* What you are asked to do
Reproduce the entries below, substituting "checkbox-square" for each occurrence of "checkbox-box" and leaving all other text unchanged.

Start The records

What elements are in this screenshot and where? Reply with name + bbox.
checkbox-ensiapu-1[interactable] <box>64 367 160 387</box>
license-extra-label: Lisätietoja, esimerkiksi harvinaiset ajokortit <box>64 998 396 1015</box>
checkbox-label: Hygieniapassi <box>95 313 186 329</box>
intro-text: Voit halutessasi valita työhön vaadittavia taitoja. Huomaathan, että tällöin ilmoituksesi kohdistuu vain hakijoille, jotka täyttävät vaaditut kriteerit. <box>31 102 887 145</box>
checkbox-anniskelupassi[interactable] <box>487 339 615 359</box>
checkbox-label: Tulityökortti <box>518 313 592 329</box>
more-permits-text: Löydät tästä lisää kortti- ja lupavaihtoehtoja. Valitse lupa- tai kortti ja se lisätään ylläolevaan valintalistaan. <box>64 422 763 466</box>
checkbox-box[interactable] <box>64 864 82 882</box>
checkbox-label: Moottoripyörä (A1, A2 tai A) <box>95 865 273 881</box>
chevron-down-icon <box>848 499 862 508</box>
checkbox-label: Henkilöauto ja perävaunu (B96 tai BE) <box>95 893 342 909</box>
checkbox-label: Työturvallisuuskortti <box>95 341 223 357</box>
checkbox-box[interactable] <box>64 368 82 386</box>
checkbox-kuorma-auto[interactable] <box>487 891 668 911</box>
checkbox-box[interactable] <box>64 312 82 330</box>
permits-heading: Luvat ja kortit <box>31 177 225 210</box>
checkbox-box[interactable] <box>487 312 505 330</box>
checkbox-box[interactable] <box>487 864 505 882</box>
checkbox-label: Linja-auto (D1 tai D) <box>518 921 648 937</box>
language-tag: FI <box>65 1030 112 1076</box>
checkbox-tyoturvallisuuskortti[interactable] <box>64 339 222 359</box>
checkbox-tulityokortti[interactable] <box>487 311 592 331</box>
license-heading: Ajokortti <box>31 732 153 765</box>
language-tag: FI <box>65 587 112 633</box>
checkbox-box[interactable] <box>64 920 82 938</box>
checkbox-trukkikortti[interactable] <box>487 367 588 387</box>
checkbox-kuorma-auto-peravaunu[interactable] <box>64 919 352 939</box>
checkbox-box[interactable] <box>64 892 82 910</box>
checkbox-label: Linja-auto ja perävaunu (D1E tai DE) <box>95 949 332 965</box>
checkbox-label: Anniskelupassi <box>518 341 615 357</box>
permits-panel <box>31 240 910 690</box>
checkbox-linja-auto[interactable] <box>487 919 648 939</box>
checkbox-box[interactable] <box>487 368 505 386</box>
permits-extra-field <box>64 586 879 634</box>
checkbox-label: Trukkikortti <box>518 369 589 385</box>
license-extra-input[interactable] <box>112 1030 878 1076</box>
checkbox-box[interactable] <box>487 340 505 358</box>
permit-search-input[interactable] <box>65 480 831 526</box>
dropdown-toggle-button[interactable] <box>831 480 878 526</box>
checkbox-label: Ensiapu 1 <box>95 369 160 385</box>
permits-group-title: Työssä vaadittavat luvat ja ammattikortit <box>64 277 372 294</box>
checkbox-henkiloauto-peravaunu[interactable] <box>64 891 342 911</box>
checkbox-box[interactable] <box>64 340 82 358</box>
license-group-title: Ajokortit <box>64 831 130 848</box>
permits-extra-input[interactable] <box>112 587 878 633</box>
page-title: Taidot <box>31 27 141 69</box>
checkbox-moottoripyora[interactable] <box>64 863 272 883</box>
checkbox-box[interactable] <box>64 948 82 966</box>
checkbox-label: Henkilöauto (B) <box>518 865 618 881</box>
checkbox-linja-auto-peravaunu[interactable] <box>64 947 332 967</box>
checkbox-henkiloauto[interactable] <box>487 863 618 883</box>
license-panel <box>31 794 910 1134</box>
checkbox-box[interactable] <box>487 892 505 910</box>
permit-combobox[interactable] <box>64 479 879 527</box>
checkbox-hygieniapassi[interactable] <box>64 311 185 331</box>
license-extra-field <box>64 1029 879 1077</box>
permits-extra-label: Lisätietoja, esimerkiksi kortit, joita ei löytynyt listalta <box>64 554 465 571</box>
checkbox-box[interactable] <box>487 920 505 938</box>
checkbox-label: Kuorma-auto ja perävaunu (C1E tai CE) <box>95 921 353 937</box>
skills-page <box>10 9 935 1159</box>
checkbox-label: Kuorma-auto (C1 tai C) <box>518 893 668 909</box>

End The records

* Solution to this exercise
What elements are in this screenshot and where? Reply with name + bbox.
checkbox-ensiapu-1[interactable] <box>64 367 160 387</box>
license-extra-label: Lisätietoja, esimerkiksi harvinaiset ajokortit <box>64 998 396 1015</box>
checkbox-label: Hygieniapassi <box>95 313 186 329</box>
intro-text: Voit halutessasi valita työhön vaadittavia taitoja. Huomaathan, että tällöin ilmoituksesi kohdistuu vain hakijoille, jotka täyttävät vaaditut kriteerit. <box>31 102 887 145</box>
checkbox-anniskelupassi[interactable] <box>487 339 615 359</box>
checkbox-label: Tulityökortti <box>518 313 592 329</box>
more-permits-text: Löydät tästä lisää kortti- ja lupavaihtoehtoja. Valitse lupa- tai kortti ja se lisätään ylläolevaan valintalistaan. <box>64 422 763 466</box>
checkbox-square[interactable] <box>64 864 82 882</box>
checkbox-label: Moottoripyörä (A1, A2 tai A) <box>95 865 273 881</box>
chevron-down-icon <box>848 499 862 508</box>
checkbox-label: Henkilöauto ja perävaunu (B96 tai BE) <box>95 893 342 909</box>
checkbox-label: Työturvallisuuskortti <box>95 341 223 357</box>
checkbox-square[interactable] <box>64 368 82 386</box>
checkbox-kuorma-auto[interactable] <box>487 891 668 911</box>
checkbox-square[interactable] <box>64 312 82 330</box>
permits-heading: Luvat ja kortit <box>31 177 225 210</box>
checkbox-square[interactable] <box>487 312 505 330</box>
checkbox-square[interactable] <box>487 864 505 882</box>
checkbox-label: Linja-auto (D1 tai D) <box>518 921 648 937</box>
language-tag: FI <box>65 1030 112 1076</box>
checkbox-tyoturvallisuuskortti[interactable] <box>64 339 222 359</box>
checkbox-tulityokortti[interactable] <box>487 311 592 331</box>
license-heading: Ajokortti <box>31 732 153 765</box>
language-tag: FI <box>65 587 112 633</box>
checkbox-square[interactable] <box>64 920 82 938</box>
checkbox-trukkikortti[interactable] <box>487 367 588 387</box>
checkbox-kuorma-auto-peravaunu[interactable] <box>64 919 352 939</box>
checkbox-square[interactable] <box>64 892 82 910</box>
checkbox-label: Linja-auto ja perävaunu (D1E tai DE) <box>95 949 332 965</box>
checkbox-label: Anniskelupassi <box>518 341 615 357</box>
permits-panel <box>31 240 910 690</box>
checkbox-linja-auto[interactable] <box>487 919 648 939</box>
checkbox-square[interactable] <box>487 368 505 386</box>
permits-extra-field <box>64 586 879 634</box>
checkbox-label: Trukkikortti <box>518 369 589 385</box>
license-extra-input[interactable] <box>112 1030 878 1076</box>
checkbox-square[interactable] <box>487 340 505 358</box>
permit-search-input[interactable] <box>65 480 831 526</box>
dropdown-toggle-button[interactable] <box>831 480 878 526</box>
checkbox-label: Ensiapu 1 <box>95 369 160 385</box>
permits-group-title: Työssä vaadittavat luvat ja ammattikortit <box>64 277 372 294</box>
checkbox-henkiloauto-peravaunu[interactable] <box>64 891 342 911</box>
checkbox-square[interactable] <box>64 340 82 358</box>
license-group-title: Ajokortit <box>64 831 130 848</box>
permits-extra-input[interactable] <box>112 587 878 633</box>
page-title: Taidot <box>31 27 141 69</box>
checkbox-moottoripyora[interactable] <box>64 863 272 883</box>
checkbox-square[interactable] <box>64 948 82 966</box>
checkbox-label: Henkilöauto (B) <box>518 865 618 881</box>
checkbox-linja-auto-peravaunu[interactable] <box>64 947 332 967</box>
checkbox-henkiloauto[interactable] <box>487 863 618 883</box>
license-panel <box>31 794 910 1134</box>
checkbox-square[interactable] <box>487 892 505 910</box>
permit-combobox[interactable] <box>64 479 879 527</box>
checkbox-hygieniapassi[interactable] <box>64 311 185 331</box>
license-extra-field <box>64 1029 879 1077</box>
permits-extra-label: Lisätietoja, esimerkiksi kortit, joita ei löytynyt listalta <box>64 554 465 571</box>
checkbox-square[interactable] <box>487 920 505 938</box>
checkbox-label: Kuorma-auto ja perävaunu (C1E tai CE) <box>95 921 353 937</box>
skills-page <box>10 9 935 1159</box>
checkbox-label: Kuorma-auto (C1 tai C) <box>518 893 668 909</box>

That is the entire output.